Copy the data word for word, from its first line down to the line containing "wireframe-edge bbox=[799, 441, 871, 461]", and include that line.

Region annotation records
+++
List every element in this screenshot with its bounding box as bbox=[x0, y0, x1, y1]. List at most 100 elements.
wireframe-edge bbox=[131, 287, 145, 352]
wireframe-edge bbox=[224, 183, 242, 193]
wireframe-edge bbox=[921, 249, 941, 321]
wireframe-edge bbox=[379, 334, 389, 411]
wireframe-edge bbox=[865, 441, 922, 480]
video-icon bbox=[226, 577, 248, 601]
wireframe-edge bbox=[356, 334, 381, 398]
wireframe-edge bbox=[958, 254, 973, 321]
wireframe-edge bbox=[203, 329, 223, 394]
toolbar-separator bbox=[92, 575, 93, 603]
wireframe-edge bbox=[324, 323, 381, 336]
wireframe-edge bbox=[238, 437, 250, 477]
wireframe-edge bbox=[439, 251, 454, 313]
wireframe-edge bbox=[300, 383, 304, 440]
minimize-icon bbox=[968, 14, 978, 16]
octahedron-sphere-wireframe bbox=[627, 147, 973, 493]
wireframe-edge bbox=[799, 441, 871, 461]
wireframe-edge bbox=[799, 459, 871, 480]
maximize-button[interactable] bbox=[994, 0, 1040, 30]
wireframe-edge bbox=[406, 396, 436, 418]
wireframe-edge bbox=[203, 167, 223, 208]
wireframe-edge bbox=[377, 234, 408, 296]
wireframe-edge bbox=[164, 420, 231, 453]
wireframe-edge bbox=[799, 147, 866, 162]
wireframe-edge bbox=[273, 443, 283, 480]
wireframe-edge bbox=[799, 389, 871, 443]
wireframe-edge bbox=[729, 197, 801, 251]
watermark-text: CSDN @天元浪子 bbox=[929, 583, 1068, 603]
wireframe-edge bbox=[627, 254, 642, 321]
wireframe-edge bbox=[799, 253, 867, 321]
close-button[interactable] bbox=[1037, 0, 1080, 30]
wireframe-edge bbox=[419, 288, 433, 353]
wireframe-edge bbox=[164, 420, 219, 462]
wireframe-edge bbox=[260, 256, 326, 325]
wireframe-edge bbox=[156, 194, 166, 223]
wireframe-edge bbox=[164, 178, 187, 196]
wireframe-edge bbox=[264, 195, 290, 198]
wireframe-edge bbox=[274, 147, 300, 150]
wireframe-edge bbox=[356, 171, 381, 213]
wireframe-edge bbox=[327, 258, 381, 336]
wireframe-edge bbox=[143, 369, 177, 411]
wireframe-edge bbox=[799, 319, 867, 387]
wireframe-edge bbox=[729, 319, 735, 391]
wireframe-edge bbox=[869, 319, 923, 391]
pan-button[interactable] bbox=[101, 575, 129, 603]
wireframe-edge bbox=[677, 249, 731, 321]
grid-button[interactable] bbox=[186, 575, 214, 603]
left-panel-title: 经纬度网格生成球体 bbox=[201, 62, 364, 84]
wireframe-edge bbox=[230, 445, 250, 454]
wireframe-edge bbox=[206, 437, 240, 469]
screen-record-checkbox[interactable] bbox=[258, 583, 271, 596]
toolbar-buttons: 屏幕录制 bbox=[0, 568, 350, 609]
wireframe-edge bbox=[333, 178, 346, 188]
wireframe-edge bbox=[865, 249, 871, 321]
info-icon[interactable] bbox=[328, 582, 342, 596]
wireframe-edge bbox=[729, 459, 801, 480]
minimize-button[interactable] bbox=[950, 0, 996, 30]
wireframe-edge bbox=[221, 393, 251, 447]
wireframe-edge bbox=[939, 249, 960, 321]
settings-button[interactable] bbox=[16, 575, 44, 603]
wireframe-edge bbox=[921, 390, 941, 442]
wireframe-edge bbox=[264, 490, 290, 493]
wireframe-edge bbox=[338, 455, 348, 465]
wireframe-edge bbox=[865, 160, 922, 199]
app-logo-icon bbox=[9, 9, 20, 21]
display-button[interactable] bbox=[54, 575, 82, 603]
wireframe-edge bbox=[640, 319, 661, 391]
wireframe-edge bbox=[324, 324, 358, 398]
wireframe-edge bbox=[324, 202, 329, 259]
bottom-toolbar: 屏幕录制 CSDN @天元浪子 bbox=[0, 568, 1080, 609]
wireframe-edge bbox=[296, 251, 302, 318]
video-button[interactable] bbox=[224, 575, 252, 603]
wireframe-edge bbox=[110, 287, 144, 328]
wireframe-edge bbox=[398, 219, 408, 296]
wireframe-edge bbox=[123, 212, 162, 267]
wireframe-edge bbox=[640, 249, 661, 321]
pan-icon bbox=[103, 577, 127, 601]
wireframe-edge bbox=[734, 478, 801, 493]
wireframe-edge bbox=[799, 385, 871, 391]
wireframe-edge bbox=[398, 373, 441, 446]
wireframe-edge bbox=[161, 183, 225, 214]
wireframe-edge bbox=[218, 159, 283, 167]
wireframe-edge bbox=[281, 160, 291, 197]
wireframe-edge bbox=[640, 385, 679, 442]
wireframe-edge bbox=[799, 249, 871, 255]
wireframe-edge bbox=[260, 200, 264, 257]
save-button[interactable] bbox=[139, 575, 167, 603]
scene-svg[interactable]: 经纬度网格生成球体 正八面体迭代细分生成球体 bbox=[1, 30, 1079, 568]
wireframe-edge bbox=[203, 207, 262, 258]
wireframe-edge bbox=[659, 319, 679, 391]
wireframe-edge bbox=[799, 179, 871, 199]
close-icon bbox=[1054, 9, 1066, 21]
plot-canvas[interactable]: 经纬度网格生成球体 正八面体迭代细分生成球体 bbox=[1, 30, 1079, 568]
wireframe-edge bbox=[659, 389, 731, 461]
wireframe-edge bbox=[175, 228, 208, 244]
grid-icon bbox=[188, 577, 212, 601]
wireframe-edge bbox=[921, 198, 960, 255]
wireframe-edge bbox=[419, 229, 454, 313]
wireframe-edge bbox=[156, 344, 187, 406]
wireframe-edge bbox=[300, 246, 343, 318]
+++
_SOLUTION FOR THIS EXERCISE_:
List every element in this screenshot with its bounding box as bbox=[x0, y0, x1, y1]. List at most 100 elements.
wireframe-edge bbox=[131, 287, 145, 352]
wireframe-edge bbox=[224, 183, 242, 193]
wireframe-edge bbox=[921, 249, 941, 321]
wireframe-edge bbox=[379, 334, 389, 411]
wireframe-edge bbox=[865, 441, 922, 480]
video-icon bbox=[226, 577, 248, 601]
wireframe-edge bbox=[356, 334, 381, 398]
wireframe-edge bbox=[958, 254, 973, 321]
wireframe-edge bbox=[203, 329, 223, 394]
toolbar-separator bbox=[92, 575, 93, 603]
wireframe-edge bbox=[324, 323, 381, 336]
wireframe-edge bbox=[238, 437, 250, 477]
wireframe-edge bbox=[439, 251, 454, 313]
wireframe-edge bbox=[300, 383, 304, 440]
minimize-icon bbox=[968, 14, 978, 16]
octahedron-sphere-wireframe bbox=[627, 147, 973, 493]
wireframe-edge bbox=[799, 441, 871, 461]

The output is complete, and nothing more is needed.